[Start Records for this exercise]
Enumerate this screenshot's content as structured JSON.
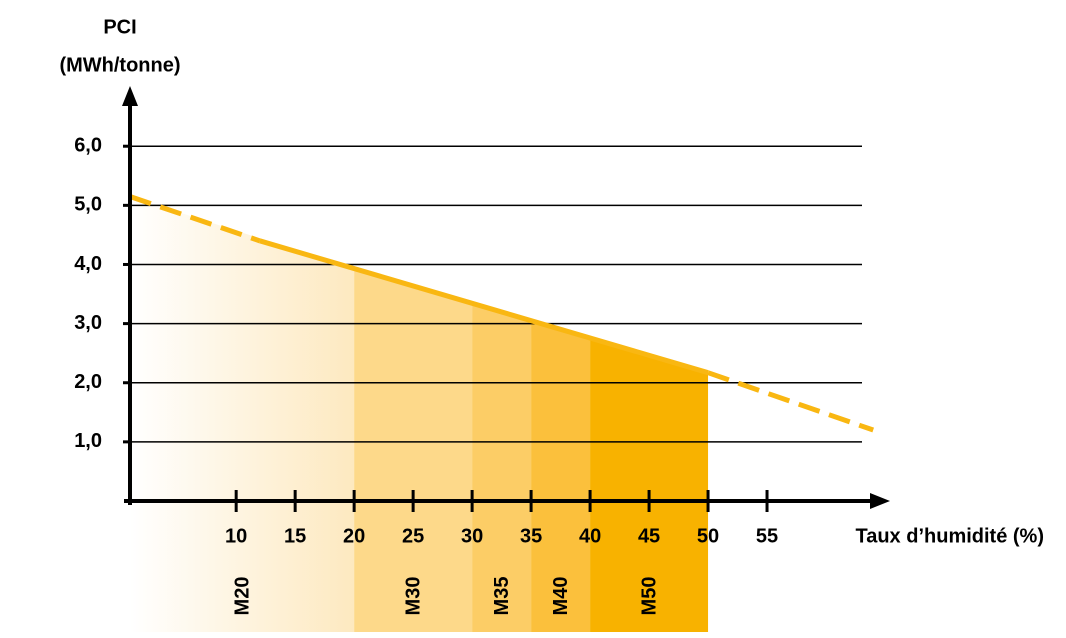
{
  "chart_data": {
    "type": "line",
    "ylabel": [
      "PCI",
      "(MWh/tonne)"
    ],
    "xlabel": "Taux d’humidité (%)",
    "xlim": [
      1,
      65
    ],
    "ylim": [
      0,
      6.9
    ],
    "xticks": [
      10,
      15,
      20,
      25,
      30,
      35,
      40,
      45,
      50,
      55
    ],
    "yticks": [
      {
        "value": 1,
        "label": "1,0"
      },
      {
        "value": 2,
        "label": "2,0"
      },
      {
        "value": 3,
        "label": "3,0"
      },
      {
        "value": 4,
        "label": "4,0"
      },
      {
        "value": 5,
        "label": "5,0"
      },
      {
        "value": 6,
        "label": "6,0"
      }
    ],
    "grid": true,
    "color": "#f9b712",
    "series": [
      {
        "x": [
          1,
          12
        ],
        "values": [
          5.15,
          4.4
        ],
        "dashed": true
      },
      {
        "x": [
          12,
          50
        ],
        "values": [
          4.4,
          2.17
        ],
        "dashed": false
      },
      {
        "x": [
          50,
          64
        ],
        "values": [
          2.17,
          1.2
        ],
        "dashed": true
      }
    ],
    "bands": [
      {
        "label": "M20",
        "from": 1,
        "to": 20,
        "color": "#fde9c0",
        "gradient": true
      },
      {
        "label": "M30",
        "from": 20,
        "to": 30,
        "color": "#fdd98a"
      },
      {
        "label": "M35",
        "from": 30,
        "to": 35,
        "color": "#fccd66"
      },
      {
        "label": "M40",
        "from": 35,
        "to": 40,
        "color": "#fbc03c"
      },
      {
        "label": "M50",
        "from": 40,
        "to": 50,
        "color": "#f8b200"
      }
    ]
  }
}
[End Records for this exercise]
◆ Problem details:
Show the lines from the data above that contain the string "true".

◆ Exercise output:
    "grid": true,
        "dashed": true
        "dashed": true
        "gradient": true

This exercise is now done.